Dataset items
╔══

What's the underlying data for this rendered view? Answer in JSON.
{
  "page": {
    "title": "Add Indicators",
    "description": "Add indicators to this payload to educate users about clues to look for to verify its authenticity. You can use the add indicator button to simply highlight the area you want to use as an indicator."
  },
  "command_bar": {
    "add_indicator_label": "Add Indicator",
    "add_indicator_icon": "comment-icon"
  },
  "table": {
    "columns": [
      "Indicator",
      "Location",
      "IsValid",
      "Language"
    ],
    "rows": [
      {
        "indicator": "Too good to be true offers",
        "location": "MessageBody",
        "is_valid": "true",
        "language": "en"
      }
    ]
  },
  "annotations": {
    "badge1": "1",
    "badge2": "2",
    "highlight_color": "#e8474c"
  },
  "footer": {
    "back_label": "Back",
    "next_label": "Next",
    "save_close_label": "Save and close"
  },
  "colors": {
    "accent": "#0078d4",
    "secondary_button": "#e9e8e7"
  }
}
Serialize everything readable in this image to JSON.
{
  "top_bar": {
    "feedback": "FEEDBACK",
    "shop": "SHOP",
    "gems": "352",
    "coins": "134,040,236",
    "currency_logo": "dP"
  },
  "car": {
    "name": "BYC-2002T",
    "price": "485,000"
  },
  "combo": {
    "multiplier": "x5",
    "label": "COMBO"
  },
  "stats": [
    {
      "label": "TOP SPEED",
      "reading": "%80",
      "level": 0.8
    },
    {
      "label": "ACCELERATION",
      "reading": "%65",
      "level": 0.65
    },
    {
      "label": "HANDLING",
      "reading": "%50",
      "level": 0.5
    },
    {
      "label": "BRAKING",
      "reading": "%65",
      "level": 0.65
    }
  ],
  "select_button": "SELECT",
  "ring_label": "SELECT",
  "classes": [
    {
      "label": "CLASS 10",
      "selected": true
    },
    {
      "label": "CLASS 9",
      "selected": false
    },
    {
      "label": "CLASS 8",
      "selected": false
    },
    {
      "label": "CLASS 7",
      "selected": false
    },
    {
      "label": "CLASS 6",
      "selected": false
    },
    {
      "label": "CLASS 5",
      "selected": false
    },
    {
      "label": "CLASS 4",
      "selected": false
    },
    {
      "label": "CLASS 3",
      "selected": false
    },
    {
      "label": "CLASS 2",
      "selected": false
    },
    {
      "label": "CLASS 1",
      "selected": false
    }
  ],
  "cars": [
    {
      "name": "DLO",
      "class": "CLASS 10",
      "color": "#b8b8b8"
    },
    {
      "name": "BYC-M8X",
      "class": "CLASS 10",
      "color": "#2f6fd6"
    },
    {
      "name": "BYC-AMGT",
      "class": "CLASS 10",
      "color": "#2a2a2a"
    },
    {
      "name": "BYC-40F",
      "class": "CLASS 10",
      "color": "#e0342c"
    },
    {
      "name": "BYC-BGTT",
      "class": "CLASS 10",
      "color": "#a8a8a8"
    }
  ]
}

╚══

* _TO DO_
Give only the number of lines in the data that include the string "JSON".

* _RESULT_
2